Stored records:
** Begin **

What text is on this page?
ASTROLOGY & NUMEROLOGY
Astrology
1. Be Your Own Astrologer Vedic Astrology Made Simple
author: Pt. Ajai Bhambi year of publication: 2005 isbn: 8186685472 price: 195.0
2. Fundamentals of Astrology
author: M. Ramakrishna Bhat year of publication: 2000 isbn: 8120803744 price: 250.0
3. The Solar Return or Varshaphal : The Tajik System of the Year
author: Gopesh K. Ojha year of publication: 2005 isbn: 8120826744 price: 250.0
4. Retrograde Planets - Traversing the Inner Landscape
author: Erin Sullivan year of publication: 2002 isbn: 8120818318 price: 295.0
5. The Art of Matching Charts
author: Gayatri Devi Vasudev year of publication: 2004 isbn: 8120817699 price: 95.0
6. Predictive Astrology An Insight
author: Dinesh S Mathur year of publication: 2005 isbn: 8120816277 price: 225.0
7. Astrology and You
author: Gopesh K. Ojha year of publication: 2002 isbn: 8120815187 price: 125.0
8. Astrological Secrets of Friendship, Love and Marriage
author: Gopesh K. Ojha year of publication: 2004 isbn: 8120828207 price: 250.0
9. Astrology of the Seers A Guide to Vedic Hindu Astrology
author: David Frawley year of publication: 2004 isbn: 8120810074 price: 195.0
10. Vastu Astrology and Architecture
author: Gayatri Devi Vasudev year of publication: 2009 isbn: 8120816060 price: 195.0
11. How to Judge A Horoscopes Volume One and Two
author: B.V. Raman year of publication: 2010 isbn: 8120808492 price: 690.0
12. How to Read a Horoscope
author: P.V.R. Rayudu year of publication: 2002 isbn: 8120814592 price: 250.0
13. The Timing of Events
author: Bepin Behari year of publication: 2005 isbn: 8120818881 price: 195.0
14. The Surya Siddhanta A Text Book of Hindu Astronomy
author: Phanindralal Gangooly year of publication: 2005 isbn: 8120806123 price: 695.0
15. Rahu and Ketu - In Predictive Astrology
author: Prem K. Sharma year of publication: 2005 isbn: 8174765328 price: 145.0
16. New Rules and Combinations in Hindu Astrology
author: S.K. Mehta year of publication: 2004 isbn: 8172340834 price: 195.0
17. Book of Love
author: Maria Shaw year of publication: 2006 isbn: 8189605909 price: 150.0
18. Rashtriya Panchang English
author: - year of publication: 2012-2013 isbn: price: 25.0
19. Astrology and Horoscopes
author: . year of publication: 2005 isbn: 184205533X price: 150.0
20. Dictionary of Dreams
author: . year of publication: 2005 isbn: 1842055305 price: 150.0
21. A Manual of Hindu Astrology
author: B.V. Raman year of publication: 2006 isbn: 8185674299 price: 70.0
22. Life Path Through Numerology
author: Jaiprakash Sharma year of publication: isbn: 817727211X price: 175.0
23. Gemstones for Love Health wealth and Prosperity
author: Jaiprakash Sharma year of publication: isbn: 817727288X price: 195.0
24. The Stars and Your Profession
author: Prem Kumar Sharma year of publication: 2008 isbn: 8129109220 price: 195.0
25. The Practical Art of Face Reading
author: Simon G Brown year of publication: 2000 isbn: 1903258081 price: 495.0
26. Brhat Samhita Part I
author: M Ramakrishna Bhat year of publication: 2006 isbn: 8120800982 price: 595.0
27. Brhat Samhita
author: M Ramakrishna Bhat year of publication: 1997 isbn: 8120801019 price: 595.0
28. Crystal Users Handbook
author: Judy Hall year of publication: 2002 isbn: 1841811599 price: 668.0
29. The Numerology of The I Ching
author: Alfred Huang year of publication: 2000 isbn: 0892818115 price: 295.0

** End **

Stated exercise: Locate the lines above that hold the word "Vedic". Show every one of them.

Expected output:
1. Be Your Own Astrologer Vedic Astrology Made Simple
9. Astrology of the Seers A Guide to Vedic Hindu Astrology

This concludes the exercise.